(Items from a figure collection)
--------------------

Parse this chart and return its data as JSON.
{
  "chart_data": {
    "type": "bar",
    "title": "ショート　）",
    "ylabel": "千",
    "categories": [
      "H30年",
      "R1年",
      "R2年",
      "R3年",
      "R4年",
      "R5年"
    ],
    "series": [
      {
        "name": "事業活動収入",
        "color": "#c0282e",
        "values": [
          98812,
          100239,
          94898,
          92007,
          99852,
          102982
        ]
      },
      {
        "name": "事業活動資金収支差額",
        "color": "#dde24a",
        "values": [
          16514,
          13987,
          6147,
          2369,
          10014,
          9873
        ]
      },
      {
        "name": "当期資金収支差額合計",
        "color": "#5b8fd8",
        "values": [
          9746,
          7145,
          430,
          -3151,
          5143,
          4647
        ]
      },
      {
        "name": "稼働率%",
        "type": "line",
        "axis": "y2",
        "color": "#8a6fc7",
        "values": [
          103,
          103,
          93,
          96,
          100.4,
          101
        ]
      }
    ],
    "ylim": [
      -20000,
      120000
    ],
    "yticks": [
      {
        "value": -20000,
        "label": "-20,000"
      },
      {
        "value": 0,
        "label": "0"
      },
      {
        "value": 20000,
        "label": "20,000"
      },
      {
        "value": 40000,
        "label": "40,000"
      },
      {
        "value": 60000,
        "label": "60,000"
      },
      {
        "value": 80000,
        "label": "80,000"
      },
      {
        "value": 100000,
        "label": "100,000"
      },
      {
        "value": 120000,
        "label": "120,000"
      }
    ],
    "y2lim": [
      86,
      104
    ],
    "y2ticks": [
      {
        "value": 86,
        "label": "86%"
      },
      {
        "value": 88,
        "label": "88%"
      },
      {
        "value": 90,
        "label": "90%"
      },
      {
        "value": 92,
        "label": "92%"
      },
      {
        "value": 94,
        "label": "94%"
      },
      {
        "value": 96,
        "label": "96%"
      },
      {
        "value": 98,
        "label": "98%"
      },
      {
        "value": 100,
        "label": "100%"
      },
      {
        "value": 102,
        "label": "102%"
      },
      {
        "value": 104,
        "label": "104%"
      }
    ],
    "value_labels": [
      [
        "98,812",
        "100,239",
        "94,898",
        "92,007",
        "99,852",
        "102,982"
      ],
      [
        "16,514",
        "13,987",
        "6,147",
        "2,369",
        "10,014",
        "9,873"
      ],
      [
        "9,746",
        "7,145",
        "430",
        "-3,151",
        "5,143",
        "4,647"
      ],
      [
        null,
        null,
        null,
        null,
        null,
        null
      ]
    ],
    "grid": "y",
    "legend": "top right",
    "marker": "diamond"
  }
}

--------------------

▶ _TASK DETAILS_
Repeat every line of the data, exactly and in full.

▶ _SOLUTION FOR THIS EXERCISE_
Parse this chart and return its data as JSON.
{
  "chart_data": {
    "type": "bar",
    "title": "ショート　）",
    "ylabel": "千",
    "categories": [
      "H30年",
      "R1年",
      "R2年",
      "R3年",
      "R4年",
      "R5年"
    ],
    "series": [
      {
        "name": "事業活動収入",
        "color": "#c0282e",
        "values": [
          98812,
          100239,
          94898,
          92007,
          99852,
          102982
        ]
      },
      {
        "name": "事業活動資金収支差額",
        "color": "#dde24a",
        "values": [
          16514,
          13987,
          6147,
          2369,
          10014,
          9873
        ]
      },
      {
        "name": "当期資金収支差額合計",
        "color": "#5b8fd8",
        "values": [
          9746,
          7145,
          430,
          -3151,
          5143,
          4647
        ]
      },
      {
        "name": "稼働率%",
        "type": "line",
        "axis": "y2",
        "color": "#8a6fc7",
        "values": [
          103,
          103,
          93,
          96,
          100.4,
          101
        ]
      }
    ],
    "ylim": [
      -20000,
      120000
    ],
    "yticks": [
      {
        "value": -20000,
        "label": "-20,000"
      },
      {
        "value": 0,
        "label": "0"
      },
      {
        "value": 20000,
        "label": "20,000"
      },
      {
        "value": 40000,
        "label": "40,000"
      },
      {
        "value": 60000,
        "label": "60,000"
      },
      {
        "value": 80000,
        "label": "80,000"
      },
      {
        "value": 100000,
        "label": "100,000"
      },
      {
        "value": 120000,
        "label": "120,000"
      }
    ],
    "y2lim": [
      86,
      104
    ],
    "y2ticks": [
      {
        "value": 86,
        "label": "86%"
      },
      {
        "value": 88,
        "label": "88%"
      },
      {
        "value": 90,
        "label": "90%"
      },
      {
        "value": 92,
        "label": "92%"
      },
      {
        "value": 94,
        "label": "94%"
      },
      {
        "value": 96,
        "label": "96%"
      },
      {
        "value": 98,
        "label": "98%"
      },
      {
        "value": 100,
        "label": "100%"
      },
      {
        "value": 102,
        "label": "102%"
      },
      {
        "value": 104,
        "label": "104%"
      }
    ],
    "value_labels": [
      [
        "98,812",
        "100,239",
        "94,898",
        "92,007",
        "99,852",
        "102,982"
      ],
      [
        "16,514",
        "13,987",
        "6,147",
        "2,369",
        "10,014",
        "9,873"
      ],
      [
        "9,746",
        "7,145",
        "430",
        "-3,151",
        "5,143",
        "4,647"
      ],
      [
        null,
        null,
        null,
        null,
        null,
        null
      ]
    ],
    "grid": "y",
    "legend": "top right",
    "marker": "diamond"
  }
}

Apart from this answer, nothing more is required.